→ YOUR INSTRUCTIONS
Read the lines below. Copy out any that hold the string "JSON".

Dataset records
=====

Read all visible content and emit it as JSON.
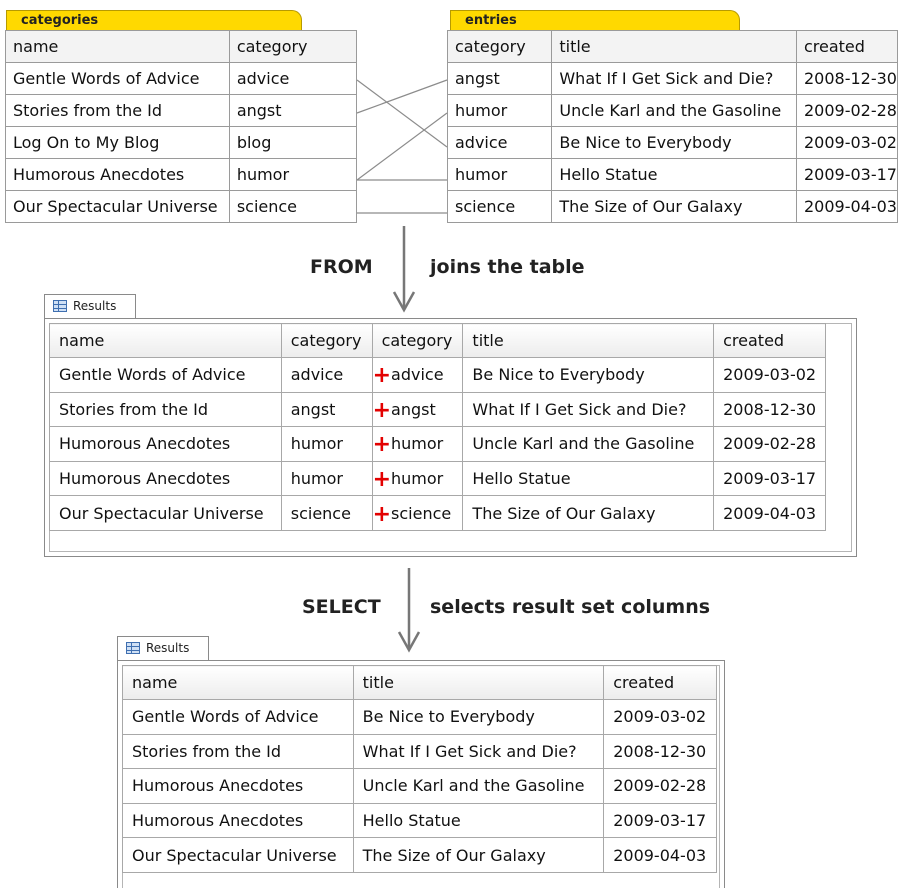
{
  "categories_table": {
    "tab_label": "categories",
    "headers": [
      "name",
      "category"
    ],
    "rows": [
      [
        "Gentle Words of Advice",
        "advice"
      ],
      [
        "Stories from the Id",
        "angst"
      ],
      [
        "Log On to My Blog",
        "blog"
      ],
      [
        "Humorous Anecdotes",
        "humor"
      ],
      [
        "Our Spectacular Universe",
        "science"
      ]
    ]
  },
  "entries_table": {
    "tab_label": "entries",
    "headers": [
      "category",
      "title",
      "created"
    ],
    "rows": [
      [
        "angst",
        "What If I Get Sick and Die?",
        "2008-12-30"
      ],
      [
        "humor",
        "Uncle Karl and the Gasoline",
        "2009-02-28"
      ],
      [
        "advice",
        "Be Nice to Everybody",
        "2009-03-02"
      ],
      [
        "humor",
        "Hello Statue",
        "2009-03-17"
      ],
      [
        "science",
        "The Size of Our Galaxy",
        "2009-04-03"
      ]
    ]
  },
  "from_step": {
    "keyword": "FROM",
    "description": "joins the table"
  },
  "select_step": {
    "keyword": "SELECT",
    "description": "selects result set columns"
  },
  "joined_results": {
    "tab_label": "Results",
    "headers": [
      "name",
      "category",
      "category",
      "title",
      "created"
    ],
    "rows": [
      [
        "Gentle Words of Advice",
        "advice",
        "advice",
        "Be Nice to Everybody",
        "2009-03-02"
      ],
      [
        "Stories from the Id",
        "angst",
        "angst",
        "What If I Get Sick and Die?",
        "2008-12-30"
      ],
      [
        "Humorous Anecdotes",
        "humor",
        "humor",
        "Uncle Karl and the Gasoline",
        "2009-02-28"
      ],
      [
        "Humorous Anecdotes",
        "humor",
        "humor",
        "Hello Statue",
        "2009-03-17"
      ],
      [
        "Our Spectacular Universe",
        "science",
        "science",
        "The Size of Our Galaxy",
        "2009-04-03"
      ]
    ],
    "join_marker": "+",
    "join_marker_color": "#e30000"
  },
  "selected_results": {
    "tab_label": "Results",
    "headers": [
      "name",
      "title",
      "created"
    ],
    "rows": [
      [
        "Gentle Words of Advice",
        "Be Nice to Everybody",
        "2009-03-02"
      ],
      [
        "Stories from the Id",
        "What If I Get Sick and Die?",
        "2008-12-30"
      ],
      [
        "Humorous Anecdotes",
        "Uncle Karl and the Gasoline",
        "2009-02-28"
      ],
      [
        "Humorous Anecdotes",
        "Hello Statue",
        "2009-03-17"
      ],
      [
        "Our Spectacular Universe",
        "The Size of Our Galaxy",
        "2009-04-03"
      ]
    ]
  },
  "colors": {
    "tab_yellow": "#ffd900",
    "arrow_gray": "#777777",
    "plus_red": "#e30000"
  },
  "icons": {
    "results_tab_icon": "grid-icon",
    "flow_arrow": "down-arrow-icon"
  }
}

=====

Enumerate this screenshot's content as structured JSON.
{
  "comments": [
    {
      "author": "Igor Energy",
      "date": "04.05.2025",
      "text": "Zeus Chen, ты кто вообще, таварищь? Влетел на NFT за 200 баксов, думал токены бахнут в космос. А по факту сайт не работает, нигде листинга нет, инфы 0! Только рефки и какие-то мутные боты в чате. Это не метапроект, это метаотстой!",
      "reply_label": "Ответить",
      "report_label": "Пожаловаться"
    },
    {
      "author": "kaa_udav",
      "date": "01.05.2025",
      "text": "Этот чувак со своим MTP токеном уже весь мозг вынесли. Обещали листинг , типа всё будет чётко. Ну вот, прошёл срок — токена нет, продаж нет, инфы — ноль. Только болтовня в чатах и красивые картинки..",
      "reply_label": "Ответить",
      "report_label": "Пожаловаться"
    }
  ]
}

=====

→ RESPONSE TO THIS EXERCISE
Read all visible content and emit it as JSON.
Enumerate this screenshot's content as structured JSON.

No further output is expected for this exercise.